::: Data for processing :::

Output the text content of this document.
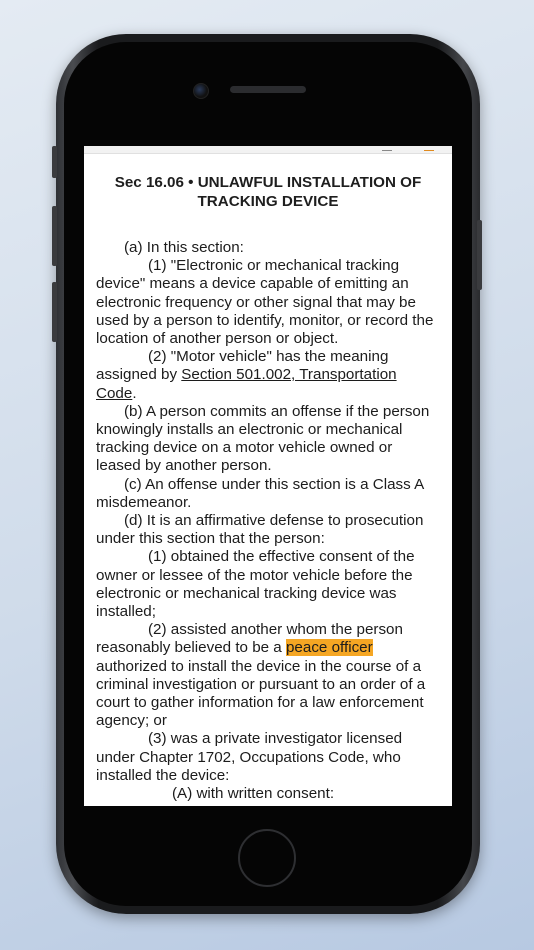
Sec 16.06 • UNLAWFUL INSTALLATION OF TRACKING DEVICE

(a) In this section:

(1) "Electronic or mechanical tracking device" means a device capable of emitting an electronic frequency or other signal that may be used by a person to identify, monitor, or record the location of another person or object.

(2) "Motor vehicle" has the meaning assigned by Section 501.002, Transportation Code.

(b) A person commits an offense if the person knowingly installs an electronic or mechanical tracking device on a motor vehicle owned or leased by another person.

(c) An offense under this section is a Class A misdemeanor.

(d) It is an affirmative defense to prosecution under this section that the person:

(1) obtained the effective consent of the owner or lessee of the motor vehicle before the electronic or mechanical tracking device was installed;

(2) assisted another whom the person reasonably believed to be a peace officer authorized to install the device in the course of a criminal investigation or pursuant to an order of a court to gather information for a law enforcement agency; or

(3) was a private investigator licensed under Chapter 1702, Occupations Code, who installed the device:

(A) with written consent:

:::

> **Exercise requirements**
Transcribe every record above exactly, leaving out the pictures.

> **The result**
Output the text content of this document.
Sec 16.06 • UNLAWFUL INSTALLATION OF TRACKING DEVICE

(a) In this section:

(1) "Electronic or mechanical tracking device" means a device capable of emitting an electronic frequency or other signal that may be used by a person to identify, monitor, or record the location of another person or object.

(2) "Motor vehicle" has the meaning assigned by Section 501.002, Transportation Code.

(b) A person commits an offense if the person knowingly installs an electronic or mechanical tracking device on a motor vehicle owned or leased by another person.

(c) An offense under this section is a Class A misdemeanor.

(d) It is an affirmative defense to prosecution under this section that the person:

(1) obtained the effective consent of the owner or lessee of the motor vehicle before the electronic or mechanical tracking device was installed;

(2) assisted another whom the person reasonably believed to be a peace officer authorized to install the device in the course of a criminal investigation or pursuant to an order of a court to gather information for a law enforcement agency; or

(3) was a private investigator licensed under Chapter 1702, Occupations Code, who installed the device:

(A) with written consent:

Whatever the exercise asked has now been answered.